What you should do: Find every line in the records below that holds the word "CherryBlossom" and copy it.

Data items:
══════════════════════════════

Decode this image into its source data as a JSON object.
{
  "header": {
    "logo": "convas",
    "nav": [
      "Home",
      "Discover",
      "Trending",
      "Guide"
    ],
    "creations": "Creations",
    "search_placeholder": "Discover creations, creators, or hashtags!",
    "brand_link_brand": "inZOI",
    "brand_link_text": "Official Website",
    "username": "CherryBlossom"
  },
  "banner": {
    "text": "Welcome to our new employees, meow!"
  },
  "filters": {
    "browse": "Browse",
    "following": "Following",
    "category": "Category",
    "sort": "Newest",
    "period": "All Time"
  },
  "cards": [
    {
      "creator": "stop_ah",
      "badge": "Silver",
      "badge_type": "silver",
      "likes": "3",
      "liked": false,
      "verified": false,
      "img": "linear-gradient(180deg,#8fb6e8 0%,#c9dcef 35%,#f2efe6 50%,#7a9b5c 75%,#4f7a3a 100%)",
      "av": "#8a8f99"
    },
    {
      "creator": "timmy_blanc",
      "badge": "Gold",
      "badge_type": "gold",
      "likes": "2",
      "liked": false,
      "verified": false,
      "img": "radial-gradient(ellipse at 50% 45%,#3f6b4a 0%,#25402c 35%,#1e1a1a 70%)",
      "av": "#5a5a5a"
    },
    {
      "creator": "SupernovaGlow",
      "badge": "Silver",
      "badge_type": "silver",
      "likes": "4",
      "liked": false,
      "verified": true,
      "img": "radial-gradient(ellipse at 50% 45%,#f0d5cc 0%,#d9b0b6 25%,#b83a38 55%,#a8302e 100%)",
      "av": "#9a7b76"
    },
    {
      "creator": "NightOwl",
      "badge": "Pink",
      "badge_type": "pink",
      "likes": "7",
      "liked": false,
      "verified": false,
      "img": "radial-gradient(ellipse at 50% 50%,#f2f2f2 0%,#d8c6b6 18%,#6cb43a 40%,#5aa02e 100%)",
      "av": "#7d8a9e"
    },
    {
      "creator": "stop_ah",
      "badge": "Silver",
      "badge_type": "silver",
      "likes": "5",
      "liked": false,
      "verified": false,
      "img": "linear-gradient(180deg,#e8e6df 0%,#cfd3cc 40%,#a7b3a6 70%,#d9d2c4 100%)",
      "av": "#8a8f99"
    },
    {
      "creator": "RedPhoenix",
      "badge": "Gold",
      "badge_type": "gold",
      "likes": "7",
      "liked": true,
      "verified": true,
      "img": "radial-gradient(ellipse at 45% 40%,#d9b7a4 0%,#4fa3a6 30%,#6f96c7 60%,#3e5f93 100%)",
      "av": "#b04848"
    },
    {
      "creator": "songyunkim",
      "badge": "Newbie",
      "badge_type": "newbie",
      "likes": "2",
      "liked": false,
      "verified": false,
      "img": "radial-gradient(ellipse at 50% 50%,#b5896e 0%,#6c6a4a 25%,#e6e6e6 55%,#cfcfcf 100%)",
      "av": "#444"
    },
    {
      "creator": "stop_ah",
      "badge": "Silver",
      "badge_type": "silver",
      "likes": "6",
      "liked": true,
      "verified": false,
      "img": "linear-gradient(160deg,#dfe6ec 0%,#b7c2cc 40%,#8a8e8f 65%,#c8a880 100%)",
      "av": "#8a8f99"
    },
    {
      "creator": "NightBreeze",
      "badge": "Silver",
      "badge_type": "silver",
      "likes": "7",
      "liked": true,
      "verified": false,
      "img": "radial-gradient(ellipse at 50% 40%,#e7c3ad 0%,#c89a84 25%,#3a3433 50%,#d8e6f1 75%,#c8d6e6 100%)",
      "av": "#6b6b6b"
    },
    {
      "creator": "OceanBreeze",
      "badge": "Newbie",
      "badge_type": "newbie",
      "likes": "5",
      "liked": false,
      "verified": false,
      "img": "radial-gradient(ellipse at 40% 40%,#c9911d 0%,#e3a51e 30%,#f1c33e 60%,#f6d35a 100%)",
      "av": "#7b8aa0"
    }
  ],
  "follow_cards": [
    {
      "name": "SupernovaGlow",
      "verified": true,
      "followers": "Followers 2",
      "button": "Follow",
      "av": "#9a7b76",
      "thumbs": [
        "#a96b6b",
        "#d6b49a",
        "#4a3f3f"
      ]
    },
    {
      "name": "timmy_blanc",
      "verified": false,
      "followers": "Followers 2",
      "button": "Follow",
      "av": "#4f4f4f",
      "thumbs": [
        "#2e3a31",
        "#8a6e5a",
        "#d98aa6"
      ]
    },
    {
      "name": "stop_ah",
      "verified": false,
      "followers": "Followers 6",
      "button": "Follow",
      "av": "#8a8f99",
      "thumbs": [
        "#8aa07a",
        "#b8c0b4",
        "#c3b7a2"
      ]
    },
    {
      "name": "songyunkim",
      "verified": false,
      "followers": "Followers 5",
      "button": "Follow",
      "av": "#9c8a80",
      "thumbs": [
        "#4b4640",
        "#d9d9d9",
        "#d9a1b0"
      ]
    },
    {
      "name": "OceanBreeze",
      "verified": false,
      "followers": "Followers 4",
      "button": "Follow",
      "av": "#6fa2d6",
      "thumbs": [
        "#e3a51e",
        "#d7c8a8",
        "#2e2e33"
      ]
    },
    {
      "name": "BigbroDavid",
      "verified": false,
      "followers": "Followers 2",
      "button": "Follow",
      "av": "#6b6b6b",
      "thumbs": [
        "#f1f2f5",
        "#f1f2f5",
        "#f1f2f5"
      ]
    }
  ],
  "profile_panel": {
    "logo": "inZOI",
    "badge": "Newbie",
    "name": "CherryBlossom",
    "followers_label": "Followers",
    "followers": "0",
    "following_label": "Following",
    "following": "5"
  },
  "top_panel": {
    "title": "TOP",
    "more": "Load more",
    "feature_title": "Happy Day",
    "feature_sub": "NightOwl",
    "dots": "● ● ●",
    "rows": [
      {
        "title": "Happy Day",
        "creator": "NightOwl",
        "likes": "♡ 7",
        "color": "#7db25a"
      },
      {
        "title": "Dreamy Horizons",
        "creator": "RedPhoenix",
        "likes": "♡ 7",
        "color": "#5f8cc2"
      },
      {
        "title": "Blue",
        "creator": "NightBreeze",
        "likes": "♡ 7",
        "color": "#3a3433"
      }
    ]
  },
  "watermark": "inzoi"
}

══════════════════════════════

Exercise response:
    "username": "CherryBlossom"
    "name": "CherryBlossom",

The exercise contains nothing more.